Transcribe each line of the records below exactly, excluding any embedded images.

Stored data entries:
╭──
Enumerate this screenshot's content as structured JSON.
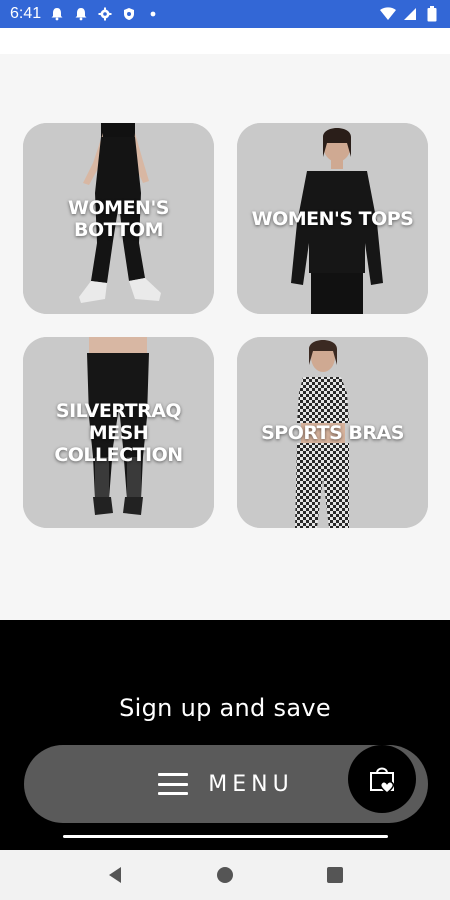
{
  "status_bar": {
    "time": "6:41",
    "notification_icons": [
      "bell-icon",
      "bell-icon",
      "gear-icon",
      "shield-icon",
      "dot-icon"
    ],
    "system_icons": [
      "wifi-icon",
      "signal-icon",
      "battery-icon"
    ]
  },
  "categories": [
    {
      "label": "WOMEN'S\nBOTTOM"
    },
    {
      "label": "WOMEN'S TOPS"
    },
    {
      "label": "SILVERTRAQ\nMESH\nCOLLECTION"
    },
    {
      "label": "SPORTS BRAS"
    }
  ],
  "footer": {
    "signup_text": "Sign up and save"
  },
  "menu": {
    "label": "MENU",
    "icon": "hamburger-icon"
  },
  "cart": {
    "icon": "shopping-bag-heart-icon"
  },
  "nav_bar": {
    "icons": [
      "back-icon",
      "home-icon",
      "recents-icon"
    ]
  },
  "colors": {
    "status_bar": "#3367d6",
    "tile_bg": "#c8c8c8",
    "footer_bg": "#000000",
    "menu_bg": "#5a5a5a"
  }
}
╰──
_Task response_.
Enumerate this screenshot's content as structured JSON.
{
  "status_bar": {
    "time": "6:41",
    "notification_icons": [
      "bell-icon",
      "bell-icon",
      "gear-icon",
      "shield-icon",
      "dot-icon"
    ],
    "system_icons": [
      "wifi-icon",
      "signal-icon",
      "battery-icon"
    ]
  },
  "categories": [
    {
      "label": "WOMEN'S\nBOTTOM"
    },
    {
      "label": "WOMEN'S TOPS"
    },
    {
      "label": "SILVERTRAQ\nMESH\nCOLLECTION"
    },
    {
      "label": "SPORTS BRAS"
    }
  ],
  "footer": {
    "signup_text": "Sign up and save"
  },
  "menu": {
    "label": "MENU",
    "icon": "hamburger-icon"
  },
  "cart": {
    "icon": "shopping-bag-heart-icon"
  },
  "nav_bar": {
    "icons": [
      "back-icon",
      "home-icon",
      "recents-icon"
    ]
  },
  "colors": {
    "status_bar": "#3367d6",
    "tile_bg": "#c8c8c8",
    "footer_bg": "#000000",
    "menu_bg": "#5a5a5a"
  }
}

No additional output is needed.